■ **Required task**
Gather every line below that contains the string "component", and copy each of them. Case counts.

■ **Dataset entries**
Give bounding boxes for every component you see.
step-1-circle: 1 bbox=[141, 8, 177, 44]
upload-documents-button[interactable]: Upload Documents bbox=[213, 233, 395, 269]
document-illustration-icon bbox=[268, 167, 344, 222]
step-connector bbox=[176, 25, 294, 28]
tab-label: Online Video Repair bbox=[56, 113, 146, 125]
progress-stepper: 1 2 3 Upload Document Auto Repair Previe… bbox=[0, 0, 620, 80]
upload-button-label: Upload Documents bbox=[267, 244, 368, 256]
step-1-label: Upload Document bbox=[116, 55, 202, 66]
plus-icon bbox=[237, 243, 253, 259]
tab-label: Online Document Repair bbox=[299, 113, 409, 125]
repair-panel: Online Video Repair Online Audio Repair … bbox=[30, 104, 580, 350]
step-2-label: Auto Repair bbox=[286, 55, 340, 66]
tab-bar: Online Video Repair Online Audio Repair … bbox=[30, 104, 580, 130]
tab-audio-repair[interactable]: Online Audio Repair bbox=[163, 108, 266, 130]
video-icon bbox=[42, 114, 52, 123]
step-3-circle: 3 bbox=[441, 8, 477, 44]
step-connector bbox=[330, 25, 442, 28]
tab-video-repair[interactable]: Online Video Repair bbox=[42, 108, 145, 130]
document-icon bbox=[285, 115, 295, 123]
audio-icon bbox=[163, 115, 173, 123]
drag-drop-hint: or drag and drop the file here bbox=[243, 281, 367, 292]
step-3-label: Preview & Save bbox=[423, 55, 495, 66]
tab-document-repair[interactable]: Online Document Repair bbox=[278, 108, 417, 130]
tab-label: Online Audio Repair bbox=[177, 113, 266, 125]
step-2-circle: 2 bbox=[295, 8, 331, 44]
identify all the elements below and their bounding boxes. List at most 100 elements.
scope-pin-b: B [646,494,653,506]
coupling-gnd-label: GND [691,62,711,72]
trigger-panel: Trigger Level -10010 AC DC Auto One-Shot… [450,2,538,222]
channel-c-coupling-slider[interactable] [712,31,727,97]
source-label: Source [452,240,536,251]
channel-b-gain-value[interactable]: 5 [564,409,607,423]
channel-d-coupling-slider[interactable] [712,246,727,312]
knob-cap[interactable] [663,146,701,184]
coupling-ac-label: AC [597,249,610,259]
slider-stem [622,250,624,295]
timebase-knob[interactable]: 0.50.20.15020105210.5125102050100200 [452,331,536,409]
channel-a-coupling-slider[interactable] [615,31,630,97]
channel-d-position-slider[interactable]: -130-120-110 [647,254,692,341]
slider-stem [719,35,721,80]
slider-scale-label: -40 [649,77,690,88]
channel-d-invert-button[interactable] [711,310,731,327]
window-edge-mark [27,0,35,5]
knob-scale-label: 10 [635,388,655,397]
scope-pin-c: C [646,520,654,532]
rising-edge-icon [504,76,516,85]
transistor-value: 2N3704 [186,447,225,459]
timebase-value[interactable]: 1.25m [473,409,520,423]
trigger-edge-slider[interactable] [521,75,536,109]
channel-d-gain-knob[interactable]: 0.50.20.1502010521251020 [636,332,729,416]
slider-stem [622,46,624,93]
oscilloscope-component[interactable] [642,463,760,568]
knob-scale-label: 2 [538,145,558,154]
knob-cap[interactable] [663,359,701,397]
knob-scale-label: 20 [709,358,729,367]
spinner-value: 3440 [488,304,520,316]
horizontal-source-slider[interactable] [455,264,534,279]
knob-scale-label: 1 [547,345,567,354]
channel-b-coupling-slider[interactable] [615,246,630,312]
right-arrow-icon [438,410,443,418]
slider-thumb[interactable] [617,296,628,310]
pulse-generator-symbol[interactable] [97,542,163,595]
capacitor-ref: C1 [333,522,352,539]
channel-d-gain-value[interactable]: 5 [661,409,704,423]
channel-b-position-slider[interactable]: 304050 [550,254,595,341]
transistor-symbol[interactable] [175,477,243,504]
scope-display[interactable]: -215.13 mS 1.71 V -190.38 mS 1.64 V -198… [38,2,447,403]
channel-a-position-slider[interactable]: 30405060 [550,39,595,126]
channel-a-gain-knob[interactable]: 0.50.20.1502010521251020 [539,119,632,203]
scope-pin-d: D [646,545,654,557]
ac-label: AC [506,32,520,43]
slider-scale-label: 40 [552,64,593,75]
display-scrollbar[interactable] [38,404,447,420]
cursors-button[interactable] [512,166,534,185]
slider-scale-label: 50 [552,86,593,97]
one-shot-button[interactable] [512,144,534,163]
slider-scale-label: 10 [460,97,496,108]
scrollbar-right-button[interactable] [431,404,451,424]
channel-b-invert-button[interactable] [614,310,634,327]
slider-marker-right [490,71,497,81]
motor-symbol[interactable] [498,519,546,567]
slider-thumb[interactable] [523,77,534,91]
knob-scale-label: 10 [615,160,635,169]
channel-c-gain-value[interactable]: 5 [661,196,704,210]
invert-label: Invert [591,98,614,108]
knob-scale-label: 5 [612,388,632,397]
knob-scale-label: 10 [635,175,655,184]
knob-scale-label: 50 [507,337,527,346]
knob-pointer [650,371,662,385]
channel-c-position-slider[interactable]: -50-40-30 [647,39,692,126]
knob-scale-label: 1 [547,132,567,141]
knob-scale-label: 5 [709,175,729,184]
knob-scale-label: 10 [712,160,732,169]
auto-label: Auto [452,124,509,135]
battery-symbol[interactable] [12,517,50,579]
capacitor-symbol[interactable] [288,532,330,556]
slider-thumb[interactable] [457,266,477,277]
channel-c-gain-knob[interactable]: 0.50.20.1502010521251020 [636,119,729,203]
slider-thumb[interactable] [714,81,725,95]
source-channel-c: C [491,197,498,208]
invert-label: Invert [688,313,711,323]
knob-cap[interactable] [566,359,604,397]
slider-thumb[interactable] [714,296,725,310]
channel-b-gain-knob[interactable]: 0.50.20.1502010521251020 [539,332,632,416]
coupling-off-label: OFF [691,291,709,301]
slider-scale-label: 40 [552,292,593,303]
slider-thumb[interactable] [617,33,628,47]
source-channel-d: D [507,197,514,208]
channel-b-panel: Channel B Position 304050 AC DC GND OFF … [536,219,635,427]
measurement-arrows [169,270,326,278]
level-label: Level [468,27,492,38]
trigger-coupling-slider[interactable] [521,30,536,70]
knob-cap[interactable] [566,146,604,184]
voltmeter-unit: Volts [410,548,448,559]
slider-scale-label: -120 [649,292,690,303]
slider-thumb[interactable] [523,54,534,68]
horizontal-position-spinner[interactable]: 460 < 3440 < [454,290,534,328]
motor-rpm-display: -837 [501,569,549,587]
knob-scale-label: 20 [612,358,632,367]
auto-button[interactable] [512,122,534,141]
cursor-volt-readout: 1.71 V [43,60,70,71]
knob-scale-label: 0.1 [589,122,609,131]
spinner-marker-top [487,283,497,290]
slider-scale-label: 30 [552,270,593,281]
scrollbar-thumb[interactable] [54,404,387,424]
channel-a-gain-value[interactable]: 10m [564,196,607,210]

■ **Answer below**
Give bounding boxes for every component you see.
oscilloscope-component[interactable] [642,463,760,568]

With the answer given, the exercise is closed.